[EXERCISE DESCRIPTION] Echo back verbatim the stretch of the records from the line containing "menu-item-move-to-other-album[interactable]: Move To" through the line containing "album-link[interactable]: in Timeline", including both of those lines.

(Visual layout records)
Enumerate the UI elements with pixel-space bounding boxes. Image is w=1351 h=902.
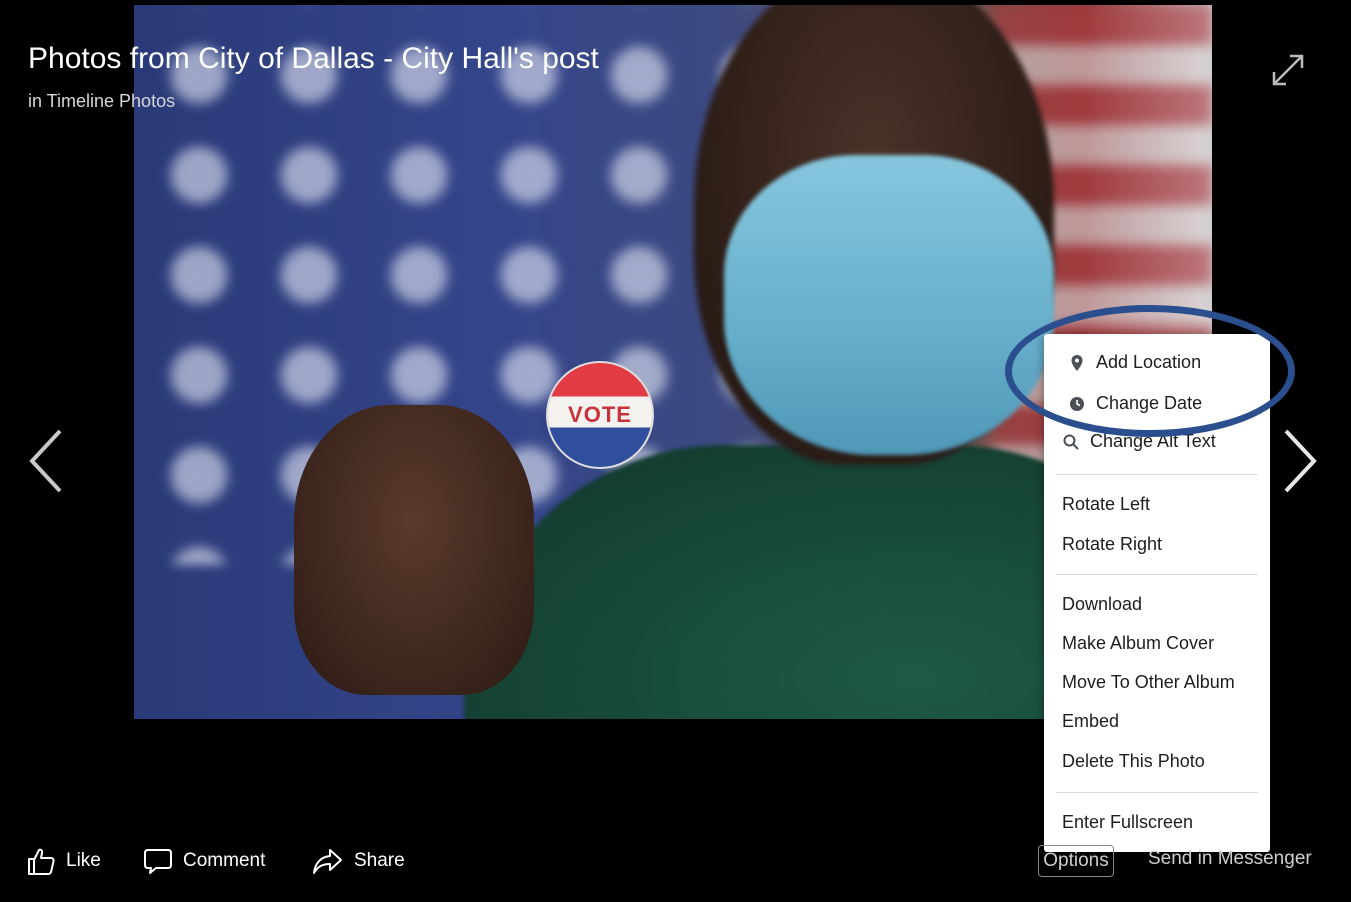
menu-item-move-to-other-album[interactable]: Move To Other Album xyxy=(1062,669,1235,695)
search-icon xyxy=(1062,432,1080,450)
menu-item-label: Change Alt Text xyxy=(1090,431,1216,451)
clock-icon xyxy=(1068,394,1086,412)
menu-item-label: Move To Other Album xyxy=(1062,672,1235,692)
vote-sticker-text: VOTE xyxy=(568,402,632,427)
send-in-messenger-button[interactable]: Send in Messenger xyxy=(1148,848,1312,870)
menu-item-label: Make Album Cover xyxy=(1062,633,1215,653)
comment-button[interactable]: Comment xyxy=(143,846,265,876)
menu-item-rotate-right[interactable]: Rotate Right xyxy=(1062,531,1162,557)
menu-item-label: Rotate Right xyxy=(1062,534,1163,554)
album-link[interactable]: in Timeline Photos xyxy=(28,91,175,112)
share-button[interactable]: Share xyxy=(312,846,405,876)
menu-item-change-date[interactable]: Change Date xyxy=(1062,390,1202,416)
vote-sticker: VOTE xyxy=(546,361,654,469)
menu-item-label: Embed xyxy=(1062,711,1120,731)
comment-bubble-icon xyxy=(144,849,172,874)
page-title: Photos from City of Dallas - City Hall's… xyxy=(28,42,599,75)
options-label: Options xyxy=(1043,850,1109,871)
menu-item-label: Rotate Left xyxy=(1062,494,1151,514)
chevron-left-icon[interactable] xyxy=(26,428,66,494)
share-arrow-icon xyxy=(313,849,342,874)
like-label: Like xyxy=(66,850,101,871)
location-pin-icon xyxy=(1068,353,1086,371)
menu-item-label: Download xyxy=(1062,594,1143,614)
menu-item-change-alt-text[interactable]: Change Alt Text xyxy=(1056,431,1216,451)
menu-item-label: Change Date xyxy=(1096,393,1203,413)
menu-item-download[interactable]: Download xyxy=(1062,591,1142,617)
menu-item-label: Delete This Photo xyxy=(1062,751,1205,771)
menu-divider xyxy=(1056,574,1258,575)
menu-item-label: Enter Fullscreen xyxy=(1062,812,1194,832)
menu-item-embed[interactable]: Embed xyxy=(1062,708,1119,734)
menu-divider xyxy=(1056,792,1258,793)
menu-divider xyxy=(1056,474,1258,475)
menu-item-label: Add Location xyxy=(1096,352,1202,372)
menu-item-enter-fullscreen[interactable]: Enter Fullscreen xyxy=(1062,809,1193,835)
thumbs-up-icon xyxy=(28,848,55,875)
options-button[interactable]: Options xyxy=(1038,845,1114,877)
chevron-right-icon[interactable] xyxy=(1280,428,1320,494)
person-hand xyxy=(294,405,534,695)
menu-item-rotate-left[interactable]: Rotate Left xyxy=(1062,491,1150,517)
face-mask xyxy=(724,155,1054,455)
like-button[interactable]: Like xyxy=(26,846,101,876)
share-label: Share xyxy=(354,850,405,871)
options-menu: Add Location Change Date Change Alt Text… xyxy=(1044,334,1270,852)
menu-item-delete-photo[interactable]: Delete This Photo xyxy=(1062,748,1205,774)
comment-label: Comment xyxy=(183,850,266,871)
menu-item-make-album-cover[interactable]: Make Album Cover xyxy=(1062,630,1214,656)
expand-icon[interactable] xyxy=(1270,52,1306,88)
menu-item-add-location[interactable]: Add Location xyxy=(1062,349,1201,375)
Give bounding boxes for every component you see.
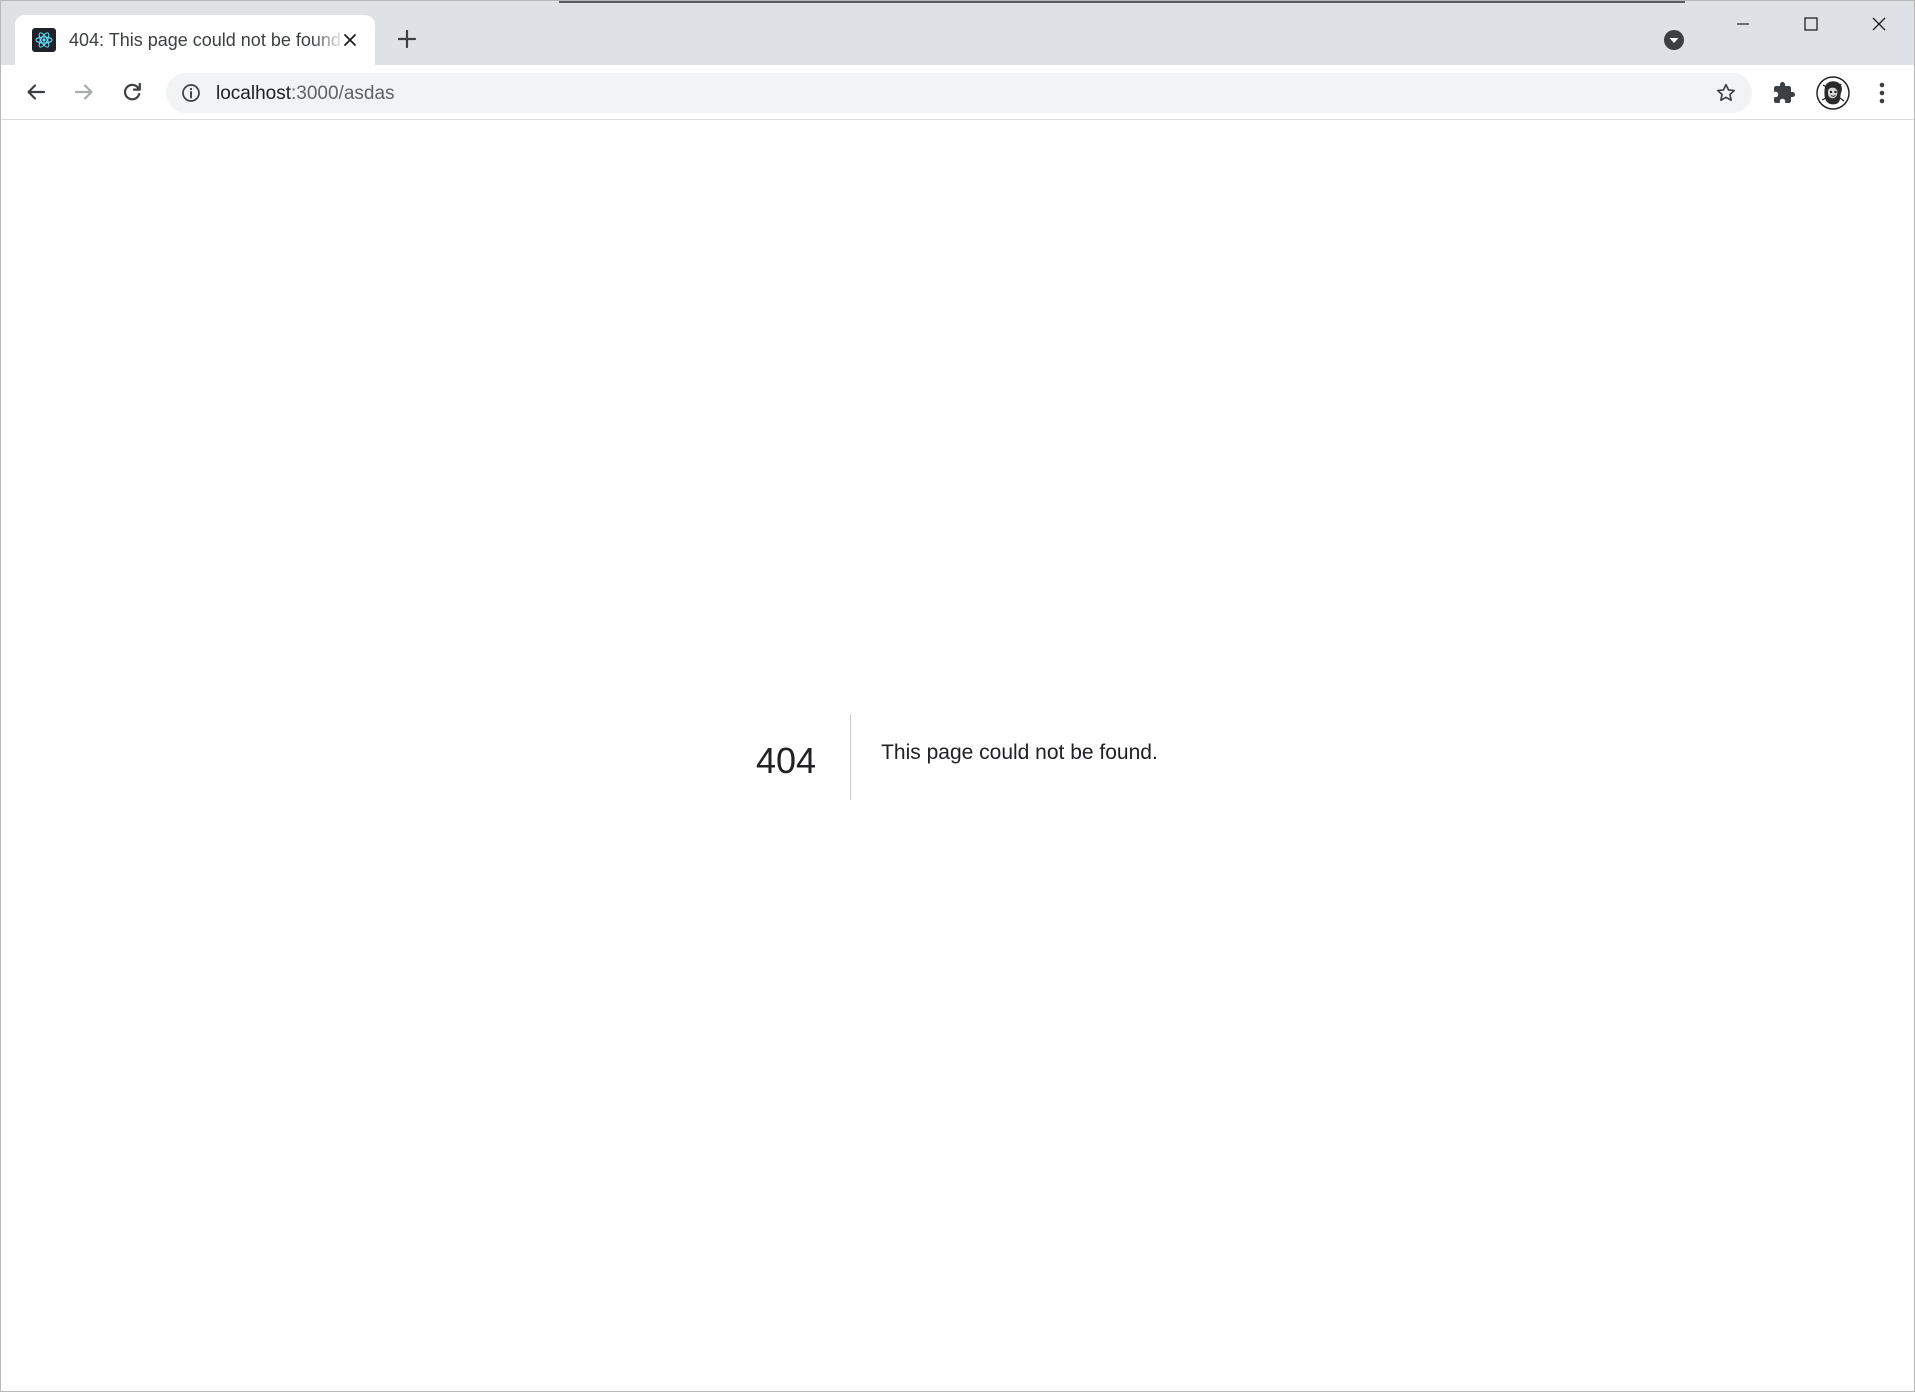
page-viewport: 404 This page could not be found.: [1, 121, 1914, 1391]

[SOLUTION]
menu-item-move-to-other-album[interactable]: Move To Other Album xyxy=(1062,669,1235,695)
search-icon xyxy=(1062,432,1080,450)
menu-item-label: Change Alt Text xyxy=(1090,431,1216,451)
clock-icon xyxy=(1068,394,1086,412)
menu-item-label: Move To Other Album xyxy=(1062,672,1235,692)
vote-sticker-text: VOTE xyxy=(568,402,632,427)
send-in-messenger-button[interactable]: Send in Messenger xyxy=(1148,848,1312,870)
menu-item-label: Make Album Cover xyxy=(1062,633,1215,653)
comment-button[interactable]: Comment xyxy=(143,846,265,876)
menu-item-rotate-right[interactable]: Rotate Right xyxy=(1062,531,1162,557)
menu-item-label: Rotate Right xyxy=(1062,534,1163,554)
album-link[interactable]: in Timeline Photos xyxy=(28,91,175,112)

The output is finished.